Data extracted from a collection
────
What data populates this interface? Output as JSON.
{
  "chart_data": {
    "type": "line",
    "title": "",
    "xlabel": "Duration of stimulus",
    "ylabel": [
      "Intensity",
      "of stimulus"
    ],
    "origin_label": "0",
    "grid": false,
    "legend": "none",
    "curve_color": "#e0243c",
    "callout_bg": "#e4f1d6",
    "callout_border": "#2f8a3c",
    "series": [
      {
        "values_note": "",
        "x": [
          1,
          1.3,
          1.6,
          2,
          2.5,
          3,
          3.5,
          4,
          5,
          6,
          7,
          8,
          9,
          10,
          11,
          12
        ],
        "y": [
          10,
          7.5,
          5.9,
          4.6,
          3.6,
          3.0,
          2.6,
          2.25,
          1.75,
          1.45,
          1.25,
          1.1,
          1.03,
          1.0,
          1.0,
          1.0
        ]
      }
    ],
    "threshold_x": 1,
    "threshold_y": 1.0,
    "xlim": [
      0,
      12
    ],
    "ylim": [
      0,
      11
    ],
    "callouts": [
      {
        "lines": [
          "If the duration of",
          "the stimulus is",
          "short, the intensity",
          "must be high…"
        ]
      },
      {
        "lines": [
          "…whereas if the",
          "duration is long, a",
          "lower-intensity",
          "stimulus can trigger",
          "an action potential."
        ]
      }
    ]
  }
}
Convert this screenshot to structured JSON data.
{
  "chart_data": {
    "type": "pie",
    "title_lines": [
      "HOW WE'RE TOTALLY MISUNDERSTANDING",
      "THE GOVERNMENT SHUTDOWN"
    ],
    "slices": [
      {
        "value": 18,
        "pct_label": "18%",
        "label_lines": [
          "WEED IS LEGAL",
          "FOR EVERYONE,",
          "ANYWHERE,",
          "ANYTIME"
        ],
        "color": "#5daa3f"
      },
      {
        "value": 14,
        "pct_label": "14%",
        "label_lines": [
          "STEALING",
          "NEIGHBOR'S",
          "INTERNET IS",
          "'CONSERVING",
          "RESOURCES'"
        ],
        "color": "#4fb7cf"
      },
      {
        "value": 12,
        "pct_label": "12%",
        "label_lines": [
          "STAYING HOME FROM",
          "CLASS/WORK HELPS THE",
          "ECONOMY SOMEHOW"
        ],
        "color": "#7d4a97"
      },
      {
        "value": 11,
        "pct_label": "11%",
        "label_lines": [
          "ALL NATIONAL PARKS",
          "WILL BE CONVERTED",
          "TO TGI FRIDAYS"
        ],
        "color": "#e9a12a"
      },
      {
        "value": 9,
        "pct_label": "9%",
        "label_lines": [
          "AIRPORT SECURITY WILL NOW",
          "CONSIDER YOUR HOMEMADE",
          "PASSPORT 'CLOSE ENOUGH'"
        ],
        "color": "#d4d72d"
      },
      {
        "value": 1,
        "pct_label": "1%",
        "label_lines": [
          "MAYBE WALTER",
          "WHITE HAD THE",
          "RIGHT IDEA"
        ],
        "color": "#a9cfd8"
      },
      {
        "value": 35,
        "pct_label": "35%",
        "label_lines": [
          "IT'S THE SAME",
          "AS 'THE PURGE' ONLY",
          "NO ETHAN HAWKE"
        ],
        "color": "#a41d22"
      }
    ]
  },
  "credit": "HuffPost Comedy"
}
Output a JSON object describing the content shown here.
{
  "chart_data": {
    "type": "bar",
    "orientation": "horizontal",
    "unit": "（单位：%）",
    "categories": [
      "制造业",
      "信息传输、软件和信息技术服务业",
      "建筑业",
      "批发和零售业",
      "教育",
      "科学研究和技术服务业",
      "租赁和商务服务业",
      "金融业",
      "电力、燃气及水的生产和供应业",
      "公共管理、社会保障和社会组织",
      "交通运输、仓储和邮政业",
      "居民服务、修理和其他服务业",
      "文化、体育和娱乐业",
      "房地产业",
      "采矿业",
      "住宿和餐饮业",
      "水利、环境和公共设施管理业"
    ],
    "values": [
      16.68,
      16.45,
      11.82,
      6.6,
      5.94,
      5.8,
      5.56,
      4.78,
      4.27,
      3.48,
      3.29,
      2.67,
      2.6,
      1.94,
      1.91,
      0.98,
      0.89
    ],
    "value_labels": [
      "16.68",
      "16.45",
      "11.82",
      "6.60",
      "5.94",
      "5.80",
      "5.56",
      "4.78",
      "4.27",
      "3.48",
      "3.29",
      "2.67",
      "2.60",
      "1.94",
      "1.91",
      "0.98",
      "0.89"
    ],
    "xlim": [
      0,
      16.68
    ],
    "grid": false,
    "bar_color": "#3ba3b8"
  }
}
────
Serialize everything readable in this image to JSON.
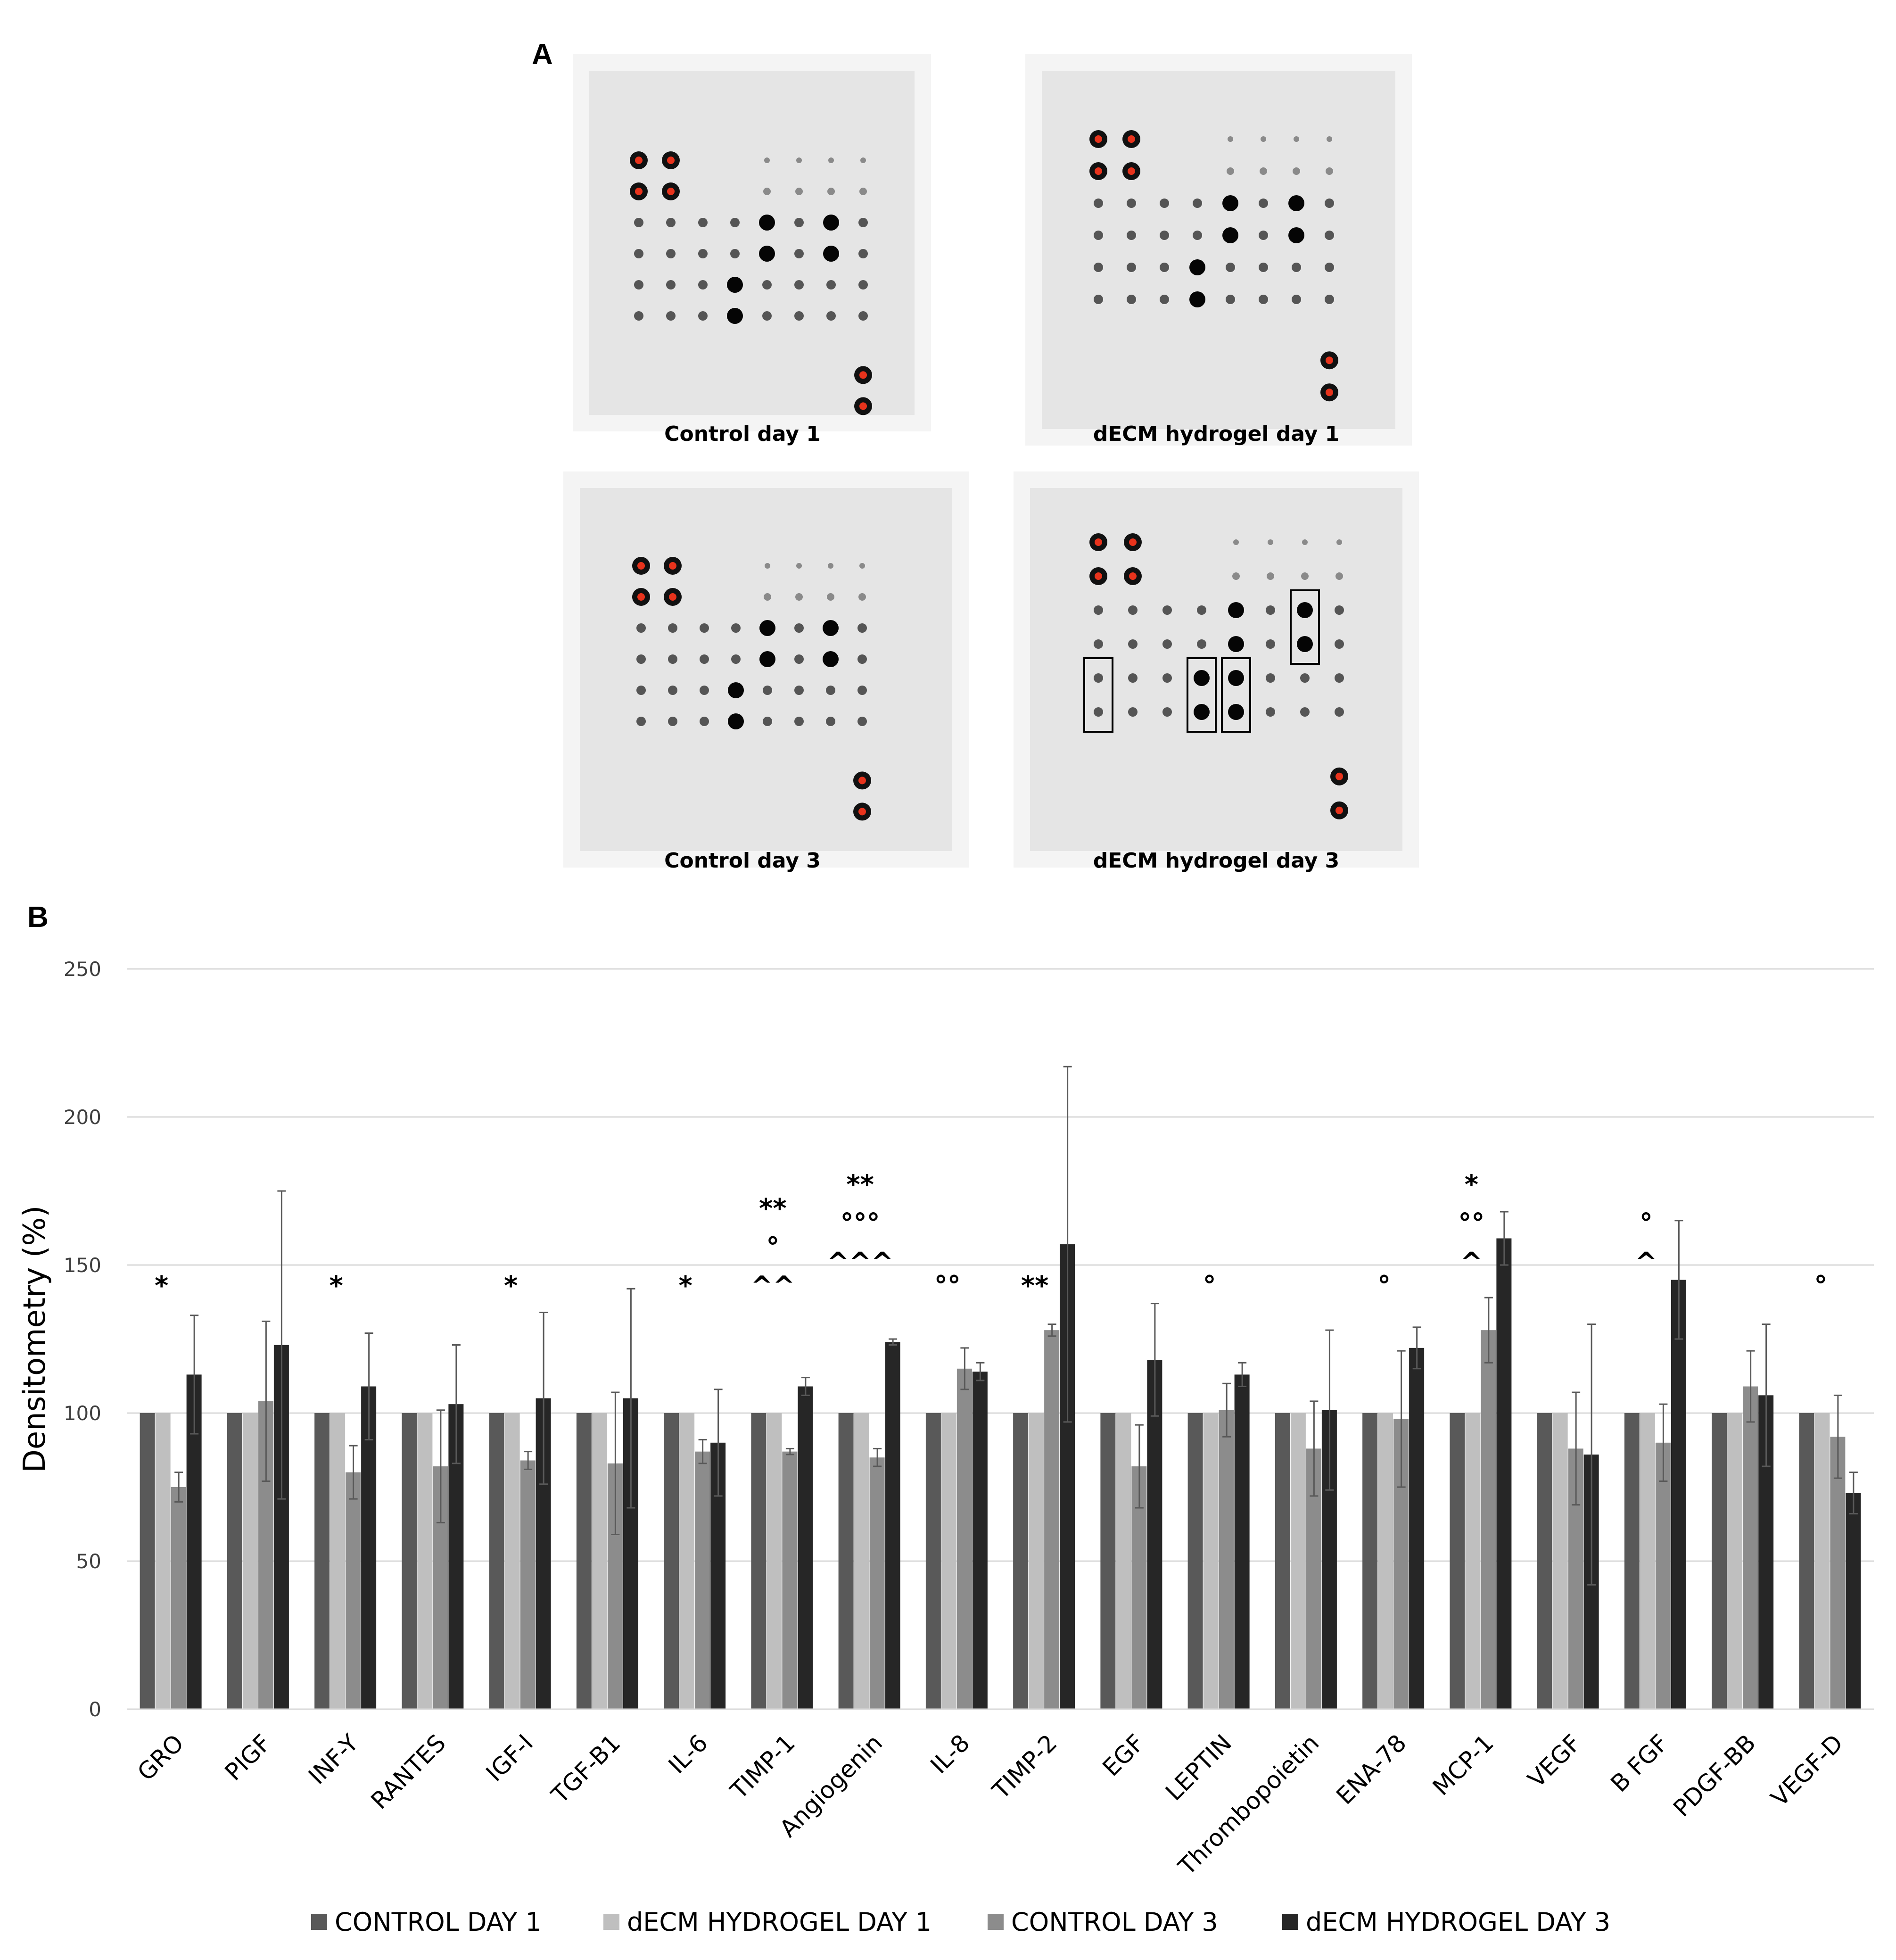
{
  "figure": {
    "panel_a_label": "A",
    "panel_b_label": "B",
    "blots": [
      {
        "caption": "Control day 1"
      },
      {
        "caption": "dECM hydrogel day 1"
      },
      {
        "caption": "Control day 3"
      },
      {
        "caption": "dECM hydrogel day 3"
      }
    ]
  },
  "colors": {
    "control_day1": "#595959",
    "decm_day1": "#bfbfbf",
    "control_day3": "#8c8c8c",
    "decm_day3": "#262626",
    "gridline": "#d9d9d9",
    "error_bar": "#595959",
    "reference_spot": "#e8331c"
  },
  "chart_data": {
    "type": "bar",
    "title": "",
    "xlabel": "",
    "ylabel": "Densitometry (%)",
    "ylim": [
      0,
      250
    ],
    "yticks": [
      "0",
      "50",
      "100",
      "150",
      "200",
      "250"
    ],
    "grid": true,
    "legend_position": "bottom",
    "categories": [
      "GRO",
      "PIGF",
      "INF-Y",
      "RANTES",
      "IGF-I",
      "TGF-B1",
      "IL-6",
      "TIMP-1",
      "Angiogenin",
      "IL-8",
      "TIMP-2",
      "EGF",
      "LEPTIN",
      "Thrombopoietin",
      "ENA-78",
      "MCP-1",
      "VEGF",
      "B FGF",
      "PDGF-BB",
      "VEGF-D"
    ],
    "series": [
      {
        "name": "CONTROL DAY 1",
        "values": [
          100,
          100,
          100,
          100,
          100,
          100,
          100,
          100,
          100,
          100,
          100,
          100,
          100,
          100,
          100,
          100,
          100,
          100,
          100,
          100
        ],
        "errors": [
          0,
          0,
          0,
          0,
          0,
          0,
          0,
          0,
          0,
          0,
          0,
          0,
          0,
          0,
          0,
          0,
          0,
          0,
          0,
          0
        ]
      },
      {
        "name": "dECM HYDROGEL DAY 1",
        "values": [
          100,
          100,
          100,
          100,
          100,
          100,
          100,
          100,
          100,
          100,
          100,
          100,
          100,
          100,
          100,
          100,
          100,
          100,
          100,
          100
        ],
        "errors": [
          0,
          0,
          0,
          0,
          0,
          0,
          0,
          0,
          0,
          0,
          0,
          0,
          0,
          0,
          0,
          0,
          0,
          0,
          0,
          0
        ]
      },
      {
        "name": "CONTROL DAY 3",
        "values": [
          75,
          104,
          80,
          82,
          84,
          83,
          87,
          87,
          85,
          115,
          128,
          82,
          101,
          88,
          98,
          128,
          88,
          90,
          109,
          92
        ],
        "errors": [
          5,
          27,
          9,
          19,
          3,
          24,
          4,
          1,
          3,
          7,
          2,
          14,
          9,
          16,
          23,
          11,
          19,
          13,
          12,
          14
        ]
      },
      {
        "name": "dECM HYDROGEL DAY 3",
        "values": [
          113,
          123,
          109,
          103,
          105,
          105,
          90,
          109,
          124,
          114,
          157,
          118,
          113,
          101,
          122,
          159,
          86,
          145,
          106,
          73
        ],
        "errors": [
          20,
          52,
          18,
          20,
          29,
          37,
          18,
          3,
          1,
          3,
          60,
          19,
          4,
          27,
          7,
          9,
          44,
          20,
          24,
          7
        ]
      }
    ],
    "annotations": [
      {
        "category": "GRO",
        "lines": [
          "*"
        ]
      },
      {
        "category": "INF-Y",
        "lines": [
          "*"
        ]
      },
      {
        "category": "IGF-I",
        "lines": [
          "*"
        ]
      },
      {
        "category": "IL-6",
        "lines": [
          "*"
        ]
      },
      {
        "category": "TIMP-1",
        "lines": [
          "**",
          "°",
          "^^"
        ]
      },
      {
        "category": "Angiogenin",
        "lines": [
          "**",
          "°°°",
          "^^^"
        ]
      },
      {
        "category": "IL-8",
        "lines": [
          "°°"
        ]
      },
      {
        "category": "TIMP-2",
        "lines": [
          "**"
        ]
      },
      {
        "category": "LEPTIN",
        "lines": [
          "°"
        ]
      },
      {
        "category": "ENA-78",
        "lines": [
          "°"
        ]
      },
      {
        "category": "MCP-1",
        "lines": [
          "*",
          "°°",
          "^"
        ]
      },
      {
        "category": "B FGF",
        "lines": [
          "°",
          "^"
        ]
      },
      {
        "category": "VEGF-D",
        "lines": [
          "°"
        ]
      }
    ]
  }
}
────
Which lines include the word "name"? List them all.

        "name": "CONTROL DAY 1",
        "name": "dECM HYDROGEL DAY 1",
        "name": "CONTROL DAY 3",
        "name": "dECM HYDROGEL DAY 3",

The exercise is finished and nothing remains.